_PROVIDED DATA_
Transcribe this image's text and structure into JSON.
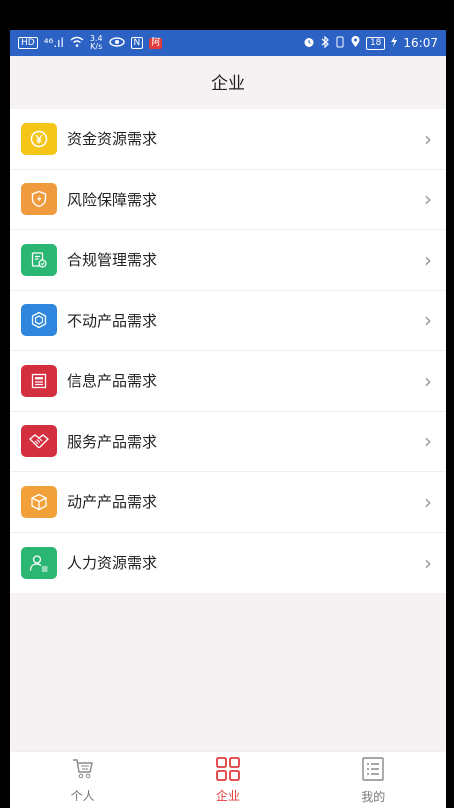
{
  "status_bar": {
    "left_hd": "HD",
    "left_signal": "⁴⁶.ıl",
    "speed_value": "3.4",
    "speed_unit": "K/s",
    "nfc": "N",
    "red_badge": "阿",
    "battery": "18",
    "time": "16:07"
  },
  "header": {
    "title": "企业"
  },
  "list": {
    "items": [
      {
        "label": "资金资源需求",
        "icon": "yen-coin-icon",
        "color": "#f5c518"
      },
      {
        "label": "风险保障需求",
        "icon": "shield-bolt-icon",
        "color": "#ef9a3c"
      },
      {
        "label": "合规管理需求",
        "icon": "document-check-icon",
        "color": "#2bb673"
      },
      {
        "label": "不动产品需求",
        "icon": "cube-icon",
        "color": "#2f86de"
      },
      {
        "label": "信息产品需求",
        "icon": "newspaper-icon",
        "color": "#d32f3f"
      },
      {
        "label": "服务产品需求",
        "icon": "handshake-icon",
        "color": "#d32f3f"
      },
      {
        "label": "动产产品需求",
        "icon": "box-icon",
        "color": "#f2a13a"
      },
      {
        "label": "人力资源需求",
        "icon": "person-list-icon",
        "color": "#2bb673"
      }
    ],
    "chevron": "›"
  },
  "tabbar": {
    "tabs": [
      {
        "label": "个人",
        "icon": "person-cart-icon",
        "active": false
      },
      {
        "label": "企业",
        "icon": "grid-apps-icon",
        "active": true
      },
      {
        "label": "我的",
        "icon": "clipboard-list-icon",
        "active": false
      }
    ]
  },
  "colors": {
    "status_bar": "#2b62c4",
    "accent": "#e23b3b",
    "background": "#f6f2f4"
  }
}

--

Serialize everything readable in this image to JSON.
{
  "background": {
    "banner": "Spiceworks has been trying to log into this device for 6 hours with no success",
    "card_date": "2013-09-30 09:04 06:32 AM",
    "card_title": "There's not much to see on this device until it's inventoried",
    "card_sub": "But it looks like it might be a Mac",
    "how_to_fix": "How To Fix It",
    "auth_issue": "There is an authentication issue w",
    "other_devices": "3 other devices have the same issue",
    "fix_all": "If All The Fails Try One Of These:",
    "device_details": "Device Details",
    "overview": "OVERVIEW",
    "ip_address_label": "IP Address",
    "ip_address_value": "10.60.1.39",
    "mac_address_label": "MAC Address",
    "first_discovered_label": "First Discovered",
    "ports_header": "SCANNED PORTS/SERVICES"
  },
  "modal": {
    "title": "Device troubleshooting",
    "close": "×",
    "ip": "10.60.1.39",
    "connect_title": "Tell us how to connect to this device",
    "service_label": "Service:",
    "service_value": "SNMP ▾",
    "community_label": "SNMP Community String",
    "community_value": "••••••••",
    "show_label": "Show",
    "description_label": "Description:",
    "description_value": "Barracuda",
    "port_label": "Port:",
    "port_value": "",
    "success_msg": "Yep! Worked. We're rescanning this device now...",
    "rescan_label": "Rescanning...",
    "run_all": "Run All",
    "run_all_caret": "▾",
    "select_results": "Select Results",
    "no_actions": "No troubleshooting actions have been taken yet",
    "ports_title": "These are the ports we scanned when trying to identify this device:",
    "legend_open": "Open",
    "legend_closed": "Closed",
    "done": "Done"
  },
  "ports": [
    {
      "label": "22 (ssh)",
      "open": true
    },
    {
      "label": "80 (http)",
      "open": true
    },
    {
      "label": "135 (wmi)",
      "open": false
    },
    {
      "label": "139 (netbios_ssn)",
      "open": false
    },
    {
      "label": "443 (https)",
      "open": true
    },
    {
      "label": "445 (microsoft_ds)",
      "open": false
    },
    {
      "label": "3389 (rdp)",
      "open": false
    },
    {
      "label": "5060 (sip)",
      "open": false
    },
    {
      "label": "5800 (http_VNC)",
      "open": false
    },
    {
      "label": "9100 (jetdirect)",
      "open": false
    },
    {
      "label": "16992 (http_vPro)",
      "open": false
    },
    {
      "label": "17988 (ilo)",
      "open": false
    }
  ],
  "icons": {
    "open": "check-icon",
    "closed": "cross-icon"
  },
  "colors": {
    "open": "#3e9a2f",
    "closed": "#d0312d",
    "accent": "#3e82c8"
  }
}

_AIM_
Where a line above includes "SNMP", copy that line.

_RESPONSE TO THIS EXERCISE_
    "service_value": "SNMP ▾",
    "community_label": "SNMP Community String",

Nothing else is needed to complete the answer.